Rows from a dataset
┄┄┄┄┄┄

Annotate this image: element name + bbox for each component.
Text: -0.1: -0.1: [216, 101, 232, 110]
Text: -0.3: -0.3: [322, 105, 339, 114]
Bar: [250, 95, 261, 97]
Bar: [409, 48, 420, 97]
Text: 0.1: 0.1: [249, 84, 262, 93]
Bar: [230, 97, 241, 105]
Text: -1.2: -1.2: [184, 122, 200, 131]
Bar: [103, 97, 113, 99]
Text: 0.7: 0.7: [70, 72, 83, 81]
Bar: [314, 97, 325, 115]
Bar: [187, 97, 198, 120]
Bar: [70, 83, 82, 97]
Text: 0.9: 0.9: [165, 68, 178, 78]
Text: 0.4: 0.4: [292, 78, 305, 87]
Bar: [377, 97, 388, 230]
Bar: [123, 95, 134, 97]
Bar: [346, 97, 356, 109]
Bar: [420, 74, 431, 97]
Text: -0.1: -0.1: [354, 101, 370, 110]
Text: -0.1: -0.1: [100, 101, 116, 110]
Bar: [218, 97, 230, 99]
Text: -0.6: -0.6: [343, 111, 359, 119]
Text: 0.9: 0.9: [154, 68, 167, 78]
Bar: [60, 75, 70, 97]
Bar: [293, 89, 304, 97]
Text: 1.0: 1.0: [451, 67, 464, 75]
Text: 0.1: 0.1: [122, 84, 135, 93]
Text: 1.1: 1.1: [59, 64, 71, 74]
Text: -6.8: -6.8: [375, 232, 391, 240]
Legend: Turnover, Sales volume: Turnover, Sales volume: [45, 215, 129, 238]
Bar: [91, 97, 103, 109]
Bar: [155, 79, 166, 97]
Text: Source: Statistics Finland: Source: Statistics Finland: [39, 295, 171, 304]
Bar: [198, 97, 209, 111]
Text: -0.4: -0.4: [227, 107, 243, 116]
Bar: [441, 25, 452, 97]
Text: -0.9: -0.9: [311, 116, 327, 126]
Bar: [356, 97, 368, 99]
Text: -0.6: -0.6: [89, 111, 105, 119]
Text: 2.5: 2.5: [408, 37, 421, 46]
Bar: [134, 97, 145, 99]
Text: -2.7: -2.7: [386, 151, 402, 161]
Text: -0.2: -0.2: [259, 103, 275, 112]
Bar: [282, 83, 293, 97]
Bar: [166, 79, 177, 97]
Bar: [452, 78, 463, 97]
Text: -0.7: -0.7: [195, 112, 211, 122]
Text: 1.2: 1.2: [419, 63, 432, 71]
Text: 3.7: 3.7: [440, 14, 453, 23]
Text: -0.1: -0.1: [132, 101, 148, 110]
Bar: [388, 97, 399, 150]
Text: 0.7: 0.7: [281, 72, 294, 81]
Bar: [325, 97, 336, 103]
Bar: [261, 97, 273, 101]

┄┄┄┄┄┄

■ Challenge: Repeat the rows from the beginning of the rows through the line containing "Bar: [420, 74, 431, 97]", inclusive.

■ Result:
Annotate this image: element name + bbox for each component.
Text: -0.1: -0.1: [216, 101, 232, 110]
Text: -0.3: -0.3: [322, 105, 339, 114]
Bar: [250, 95, 261, 97]
Bar: [409, 48, 420, 97]
Text: 0.1: 0.1: [249, 84, 262, 93]
Bar: [230, 97, 241, 105]
Text: -1.2: -1.2: [184, 122, 200, 131]
Bar: [103, 97, 113, 99]
Text: 0.7: 0.7: [70, 72, 83, 81]
Bar: [314, 97, 325, 115]
Bar: [187, 97, 198, 120]
Bar: [70, 83, 82, 97]
Text: 0.9: 0.9: [165, 68, 178, 78]
Text: 0.4: 0.4: [292, 78, 305, 87]
Bar: [377, 97, 388, 230]
Bar: [123, 95, 134, 97]
Bar: [346, 97, 356, 109]
Bar: [420, 74, 431, 97]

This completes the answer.